## Required task
Look through the data and write out every line with the word "preparatów" in it.

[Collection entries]
******

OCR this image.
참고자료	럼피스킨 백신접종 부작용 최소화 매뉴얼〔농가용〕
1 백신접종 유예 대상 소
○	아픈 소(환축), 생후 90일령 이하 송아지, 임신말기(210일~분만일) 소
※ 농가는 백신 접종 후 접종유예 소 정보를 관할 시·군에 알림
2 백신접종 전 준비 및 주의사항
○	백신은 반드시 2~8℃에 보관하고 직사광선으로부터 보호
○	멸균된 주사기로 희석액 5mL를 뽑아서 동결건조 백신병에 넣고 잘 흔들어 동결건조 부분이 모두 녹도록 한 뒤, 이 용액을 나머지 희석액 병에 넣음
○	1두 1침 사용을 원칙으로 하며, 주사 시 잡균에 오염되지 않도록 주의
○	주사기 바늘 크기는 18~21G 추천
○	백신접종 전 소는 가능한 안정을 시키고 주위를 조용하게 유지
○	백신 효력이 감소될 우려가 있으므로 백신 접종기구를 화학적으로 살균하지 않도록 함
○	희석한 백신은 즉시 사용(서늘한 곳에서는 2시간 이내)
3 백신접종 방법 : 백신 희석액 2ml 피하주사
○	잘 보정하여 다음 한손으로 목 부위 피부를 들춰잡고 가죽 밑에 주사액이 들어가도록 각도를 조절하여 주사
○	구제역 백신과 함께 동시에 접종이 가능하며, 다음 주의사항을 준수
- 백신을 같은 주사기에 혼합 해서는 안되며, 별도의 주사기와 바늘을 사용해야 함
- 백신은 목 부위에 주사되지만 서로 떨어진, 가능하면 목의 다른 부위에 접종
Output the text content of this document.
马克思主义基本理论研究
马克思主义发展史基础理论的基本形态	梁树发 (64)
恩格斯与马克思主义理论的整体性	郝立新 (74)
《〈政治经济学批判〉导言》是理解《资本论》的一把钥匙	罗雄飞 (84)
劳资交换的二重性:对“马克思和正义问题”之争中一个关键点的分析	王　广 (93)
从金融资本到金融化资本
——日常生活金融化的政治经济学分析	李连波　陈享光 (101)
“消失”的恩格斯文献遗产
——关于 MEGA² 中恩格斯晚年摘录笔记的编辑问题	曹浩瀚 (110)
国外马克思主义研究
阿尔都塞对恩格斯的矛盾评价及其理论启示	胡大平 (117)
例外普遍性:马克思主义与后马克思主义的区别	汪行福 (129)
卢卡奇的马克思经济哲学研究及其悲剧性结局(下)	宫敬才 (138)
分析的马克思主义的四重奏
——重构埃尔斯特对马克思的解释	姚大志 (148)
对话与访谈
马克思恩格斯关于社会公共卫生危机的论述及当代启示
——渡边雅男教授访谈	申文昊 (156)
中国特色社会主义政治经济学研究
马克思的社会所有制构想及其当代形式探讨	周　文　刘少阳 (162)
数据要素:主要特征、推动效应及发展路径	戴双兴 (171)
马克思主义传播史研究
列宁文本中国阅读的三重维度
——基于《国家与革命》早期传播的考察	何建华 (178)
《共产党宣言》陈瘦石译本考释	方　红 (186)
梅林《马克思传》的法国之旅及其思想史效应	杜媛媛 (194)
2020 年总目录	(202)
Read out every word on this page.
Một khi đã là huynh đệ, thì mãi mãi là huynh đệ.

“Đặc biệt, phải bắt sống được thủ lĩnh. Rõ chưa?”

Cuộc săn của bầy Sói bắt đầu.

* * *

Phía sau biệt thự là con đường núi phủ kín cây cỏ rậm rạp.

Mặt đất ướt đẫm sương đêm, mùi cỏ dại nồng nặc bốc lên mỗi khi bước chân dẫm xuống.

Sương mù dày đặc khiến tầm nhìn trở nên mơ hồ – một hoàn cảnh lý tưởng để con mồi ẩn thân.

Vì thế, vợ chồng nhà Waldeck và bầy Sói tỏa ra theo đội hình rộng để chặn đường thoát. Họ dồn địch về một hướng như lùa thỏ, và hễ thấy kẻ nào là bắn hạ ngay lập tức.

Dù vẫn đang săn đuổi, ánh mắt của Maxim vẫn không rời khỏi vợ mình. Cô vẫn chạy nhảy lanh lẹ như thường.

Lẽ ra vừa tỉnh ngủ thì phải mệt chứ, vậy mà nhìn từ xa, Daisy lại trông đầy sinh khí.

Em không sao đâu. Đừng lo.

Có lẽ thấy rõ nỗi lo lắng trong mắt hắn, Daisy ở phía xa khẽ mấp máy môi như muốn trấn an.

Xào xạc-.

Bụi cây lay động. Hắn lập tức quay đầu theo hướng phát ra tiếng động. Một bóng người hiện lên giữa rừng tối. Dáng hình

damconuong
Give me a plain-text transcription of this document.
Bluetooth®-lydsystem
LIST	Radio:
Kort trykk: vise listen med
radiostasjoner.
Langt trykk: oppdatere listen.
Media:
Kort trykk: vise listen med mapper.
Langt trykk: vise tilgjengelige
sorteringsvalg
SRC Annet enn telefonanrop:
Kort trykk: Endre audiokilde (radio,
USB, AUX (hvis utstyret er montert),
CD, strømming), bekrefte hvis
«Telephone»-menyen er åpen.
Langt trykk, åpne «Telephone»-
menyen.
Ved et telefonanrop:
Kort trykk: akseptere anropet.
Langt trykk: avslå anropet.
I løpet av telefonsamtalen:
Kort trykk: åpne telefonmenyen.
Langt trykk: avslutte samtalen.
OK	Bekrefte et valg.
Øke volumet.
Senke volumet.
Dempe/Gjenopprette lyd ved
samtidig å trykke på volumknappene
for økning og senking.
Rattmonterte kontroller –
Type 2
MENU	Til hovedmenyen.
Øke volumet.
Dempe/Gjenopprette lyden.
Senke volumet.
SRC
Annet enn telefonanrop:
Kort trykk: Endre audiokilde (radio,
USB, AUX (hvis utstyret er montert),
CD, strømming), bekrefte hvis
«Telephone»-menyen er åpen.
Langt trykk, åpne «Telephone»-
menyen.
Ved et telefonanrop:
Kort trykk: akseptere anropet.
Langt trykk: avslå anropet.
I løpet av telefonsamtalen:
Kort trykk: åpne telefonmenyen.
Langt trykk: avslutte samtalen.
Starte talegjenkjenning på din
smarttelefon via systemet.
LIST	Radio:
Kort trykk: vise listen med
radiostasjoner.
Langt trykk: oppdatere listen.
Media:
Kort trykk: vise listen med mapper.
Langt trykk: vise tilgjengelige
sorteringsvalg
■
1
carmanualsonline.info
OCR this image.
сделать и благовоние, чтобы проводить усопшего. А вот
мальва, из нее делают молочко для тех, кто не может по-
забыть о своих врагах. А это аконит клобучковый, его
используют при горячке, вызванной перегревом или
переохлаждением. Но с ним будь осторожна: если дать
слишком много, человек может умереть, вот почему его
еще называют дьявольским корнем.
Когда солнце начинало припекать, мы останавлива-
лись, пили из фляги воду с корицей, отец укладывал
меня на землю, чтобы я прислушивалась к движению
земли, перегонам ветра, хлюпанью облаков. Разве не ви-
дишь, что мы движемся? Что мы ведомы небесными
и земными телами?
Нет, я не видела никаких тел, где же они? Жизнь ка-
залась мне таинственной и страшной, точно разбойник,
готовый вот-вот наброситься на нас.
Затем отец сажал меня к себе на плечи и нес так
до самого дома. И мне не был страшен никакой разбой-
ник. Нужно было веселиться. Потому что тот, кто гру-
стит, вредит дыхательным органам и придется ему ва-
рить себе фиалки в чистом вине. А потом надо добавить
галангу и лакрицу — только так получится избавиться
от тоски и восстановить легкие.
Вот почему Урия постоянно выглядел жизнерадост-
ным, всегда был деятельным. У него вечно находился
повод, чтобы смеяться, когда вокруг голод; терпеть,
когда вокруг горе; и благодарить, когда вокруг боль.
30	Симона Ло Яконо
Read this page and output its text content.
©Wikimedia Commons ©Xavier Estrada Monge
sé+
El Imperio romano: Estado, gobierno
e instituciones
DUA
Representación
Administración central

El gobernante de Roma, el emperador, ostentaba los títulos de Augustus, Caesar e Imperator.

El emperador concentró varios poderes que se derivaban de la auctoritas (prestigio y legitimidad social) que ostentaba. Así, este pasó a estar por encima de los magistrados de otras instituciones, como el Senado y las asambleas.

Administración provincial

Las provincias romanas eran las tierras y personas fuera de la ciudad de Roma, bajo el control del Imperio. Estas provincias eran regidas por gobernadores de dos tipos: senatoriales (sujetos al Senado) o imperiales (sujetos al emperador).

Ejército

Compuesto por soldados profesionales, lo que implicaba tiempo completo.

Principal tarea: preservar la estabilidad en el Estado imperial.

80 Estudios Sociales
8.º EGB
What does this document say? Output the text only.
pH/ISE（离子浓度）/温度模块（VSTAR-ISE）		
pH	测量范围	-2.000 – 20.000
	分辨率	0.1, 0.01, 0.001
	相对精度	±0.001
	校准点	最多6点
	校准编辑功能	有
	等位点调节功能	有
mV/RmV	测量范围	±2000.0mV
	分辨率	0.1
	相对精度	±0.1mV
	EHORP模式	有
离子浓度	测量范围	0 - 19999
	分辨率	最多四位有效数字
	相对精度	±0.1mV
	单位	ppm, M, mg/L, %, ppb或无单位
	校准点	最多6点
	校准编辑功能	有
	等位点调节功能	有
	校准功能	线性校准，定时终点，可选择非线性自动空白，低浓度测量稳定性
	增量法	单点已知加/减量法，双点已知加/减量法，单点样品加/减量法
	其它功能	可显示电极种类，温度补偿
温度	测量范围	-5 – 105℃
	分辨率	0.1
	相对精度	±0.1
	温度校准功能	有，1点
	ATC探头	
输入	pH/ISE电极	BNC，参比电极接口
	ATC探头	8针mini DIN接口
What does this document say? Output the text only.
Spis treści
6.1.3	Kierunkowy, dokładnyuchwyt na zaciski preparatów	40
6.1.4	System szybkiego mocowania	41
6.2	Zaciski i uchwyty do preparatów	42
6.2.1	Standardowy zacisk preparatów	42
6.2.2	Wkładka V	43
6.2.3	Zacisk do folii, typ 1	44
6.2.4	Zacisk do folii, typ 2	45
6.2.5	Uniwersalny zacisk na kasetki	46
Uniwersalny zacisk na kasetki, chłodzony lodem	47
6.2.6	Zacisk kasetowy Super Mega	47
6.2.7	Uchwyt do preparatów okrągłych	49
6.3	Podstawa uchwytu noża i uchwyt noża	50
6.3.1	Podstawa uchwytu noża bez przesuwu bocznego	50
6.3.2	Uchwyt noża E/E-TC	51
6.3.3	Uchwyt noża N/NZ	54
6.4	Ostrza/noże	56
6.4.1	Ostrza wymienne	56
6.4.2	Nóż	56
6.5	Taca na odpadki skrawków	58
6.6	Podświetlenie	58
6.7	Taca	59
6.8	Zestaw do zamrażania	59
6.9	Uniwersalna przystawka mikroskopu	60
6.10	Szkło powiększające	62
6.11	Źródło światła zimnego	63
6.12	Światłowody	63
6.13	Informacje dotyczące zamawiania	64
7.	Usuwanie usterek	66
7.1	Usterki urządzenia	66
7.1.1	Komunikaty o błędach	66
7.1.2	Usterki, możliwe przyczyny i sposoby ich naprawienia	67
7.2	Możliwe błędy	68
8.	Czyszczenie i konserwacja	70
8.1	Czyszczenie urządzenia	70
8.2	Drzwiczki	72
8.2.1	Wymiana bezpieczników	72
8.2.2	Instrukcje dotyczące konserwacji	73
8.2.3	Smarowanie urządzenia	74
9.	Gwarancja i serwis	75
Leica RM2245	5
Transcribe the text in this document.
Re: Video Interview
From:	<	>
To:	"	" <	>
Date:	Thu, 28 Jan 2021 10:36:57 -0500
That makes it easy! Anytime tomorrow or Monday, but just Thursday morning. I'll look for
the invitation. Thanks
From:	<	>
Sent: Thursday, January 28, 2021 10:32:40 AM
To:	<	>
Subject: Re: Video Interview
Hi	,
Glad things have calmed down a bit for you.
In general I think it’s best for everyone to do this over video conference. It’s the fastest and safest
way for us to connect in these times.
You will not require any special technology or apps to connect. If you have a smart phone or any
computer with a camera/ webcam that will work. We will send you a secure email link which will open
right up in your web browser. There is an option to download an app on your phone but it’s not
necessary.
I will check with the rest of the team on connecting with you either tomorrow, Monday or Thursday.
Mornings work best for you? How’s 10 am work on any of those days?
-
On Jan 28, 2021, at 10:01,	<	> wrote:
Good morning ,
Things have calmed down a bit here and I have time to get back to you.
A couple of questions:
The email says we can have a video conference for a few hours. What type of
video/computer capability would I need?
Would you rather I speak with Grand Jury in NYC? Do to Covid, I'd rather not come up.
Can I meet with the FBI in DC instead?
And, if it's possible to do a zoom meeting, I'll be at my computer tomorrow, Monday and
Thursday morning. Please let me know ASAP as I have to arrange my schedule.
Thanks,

******

## Reply
6.1.3	Kierunkowy, dokładnyuchwyt na zaciski preparatów	40
6.2	Zaciski i uchwyty do preparatów	42
6.2.1	Standardowy zacisk preparatów	42
6.2.7	Uchwyt do preparatów okrągłych	49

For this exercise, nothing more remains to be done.